*** Given passage ***

Guide · Updated June 15, 2026
The history of Paris in 6 great eras
Paris is more than 2,000 years old, and every century has left its mark in the layout of the streets, the names of the neighbourhoods and the stone of the monuments. Here is the city's history told era by era, each time, with where to see its traces today. A guide by the Timescope team, which has reconstructed the past of Paris with historians for 10 years.
1. Lutetia, the Gaulish then Roman city (Antiquity)
Before Paris, there was Lutetia. In the 3rd century BC, the Gaulish Parisii settled on the banks of the Seine, around the Île de la Cité. Conquered by Rome in the 1st century BC, the city gained baths, a forum and an amphitheatre on the Left Bank. It is the name of the people, not of the Roman city, that eventually gave "Paris."
See today: the Arènes de Lutèce (5th, free) and the baths at the Cluny Museum.
2. Medieval Paris (5th-15th century)
In the Middle Ages, Paris became the largest city in Christian Europe. Royal power settled on the Île de la Cité, commerce on the Right Bank (Place de Grève, today's Hôtel de Ville) and learning on the Left Bank, with the birth of the University in the 12th century, hence the "Latin Quarter." The building of Notre-Dame began in 1163, and King Philip Augustus had a fortress built to defend the Seine: the Louvre.

*** End of Given passage ***

Exercise prompt: In the Paris history guide, change "fortress" to "stronghold" and write out the passage that begins at the words "See today: the" and stops after "Seine: the Louvre.".

*** Given entries ***

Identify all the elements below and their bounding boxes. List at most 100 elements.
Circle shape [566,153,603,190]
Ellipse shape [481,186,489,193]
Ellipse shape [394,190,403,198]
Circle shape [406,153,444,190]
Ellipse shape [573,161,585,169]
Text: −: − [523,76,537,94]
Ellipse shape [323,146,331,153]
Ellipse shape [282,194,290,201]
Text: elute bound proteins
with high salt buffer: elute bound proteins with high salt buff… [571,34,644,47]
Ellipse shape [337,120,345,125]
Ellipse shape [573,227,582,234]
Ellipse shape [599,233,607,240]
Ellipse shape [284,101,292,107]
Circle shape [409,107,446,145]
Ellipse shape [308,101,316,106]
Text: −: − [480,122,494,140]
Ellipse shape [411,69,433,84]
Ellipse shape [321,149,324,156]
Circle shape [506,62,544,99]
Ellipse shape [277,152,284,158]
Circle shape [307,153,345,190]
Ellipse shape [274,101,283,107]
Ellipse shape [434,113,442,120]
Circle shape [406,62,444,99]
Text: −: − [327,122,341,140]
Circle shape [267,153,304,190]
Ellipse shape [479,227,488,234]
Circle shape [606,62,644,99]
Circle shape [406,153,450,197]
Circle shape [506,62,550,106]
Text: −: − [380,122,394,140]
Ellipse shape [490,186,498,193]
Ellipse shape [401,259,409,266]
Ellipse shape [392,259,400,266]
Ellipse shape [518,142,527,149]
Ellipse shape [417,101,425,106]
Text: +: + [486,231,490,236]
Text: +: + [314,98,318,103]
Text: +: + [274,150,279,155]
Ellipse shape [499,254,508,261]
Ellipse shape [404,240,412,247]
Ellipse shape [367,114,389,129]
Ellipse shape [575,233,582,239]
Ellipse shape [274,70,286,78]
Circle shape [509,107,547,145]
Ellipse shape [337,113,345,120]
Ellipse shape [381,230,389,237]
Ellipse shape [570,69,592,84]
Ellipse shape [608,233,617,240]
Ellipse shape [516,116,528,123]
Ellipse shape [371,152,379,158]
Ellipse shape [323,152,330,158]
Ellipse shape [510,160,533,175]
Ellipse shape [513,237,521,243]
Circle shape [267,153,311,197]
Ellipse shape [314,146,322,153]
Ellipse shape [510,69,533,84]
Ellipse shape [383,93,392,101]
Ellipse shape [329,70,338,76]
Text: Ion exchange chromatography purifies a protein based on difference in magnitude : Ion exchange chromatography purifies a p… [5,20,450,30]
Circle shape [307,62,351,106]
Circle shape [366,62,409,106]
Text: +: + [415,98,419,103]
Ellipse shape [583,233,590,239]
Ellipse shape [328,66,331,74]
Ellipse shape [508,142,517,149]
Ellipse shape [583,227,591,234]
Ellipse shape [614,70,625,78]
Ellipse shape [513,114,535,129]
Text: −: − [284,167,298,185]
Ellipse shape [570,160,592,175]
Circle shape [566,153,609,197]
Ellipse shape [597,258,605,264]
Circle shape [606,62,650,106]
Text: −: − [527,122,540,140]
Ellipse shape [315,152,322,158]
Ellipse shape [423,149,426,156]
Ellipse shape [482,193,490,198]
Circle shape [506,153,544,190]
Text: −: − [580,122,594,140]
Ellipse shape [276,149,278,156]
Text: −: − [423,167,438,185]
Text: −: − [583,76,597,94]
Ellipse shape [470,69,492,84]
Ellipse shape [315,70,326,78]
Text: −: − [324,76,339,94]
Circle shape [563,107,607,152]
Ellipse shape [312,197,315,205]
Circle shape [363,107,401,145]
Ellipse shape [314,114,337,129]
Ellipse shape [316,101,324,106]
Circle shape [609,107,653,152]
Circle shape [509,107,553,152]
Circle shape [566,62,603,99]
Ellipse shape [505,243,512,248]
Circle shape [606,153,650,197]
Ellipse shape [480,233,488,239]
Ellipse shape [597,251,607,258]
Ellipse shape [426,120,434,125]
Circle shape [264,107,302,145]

*** End of Given entries ***

Answer space:
See today: the Arènes de Lutèce (5th, free) and the baths at the Cluny Museum.
2. Medieval Paris (5th-15th century)
In the Middle Ages, Paris became the largest city in Christian Europe. Royal power settled on the Île de la Cité, commerce on the Right Bank (Place de Grève, today's Hôtel de Ville) and learning on the Left Bank, with the birth of the University in the 12th century, hence the "Latin Quarter." The building of Notre-Dame began in 1163, and King Philip Augustus had a stronghold built to defend the Seine: the Louvre.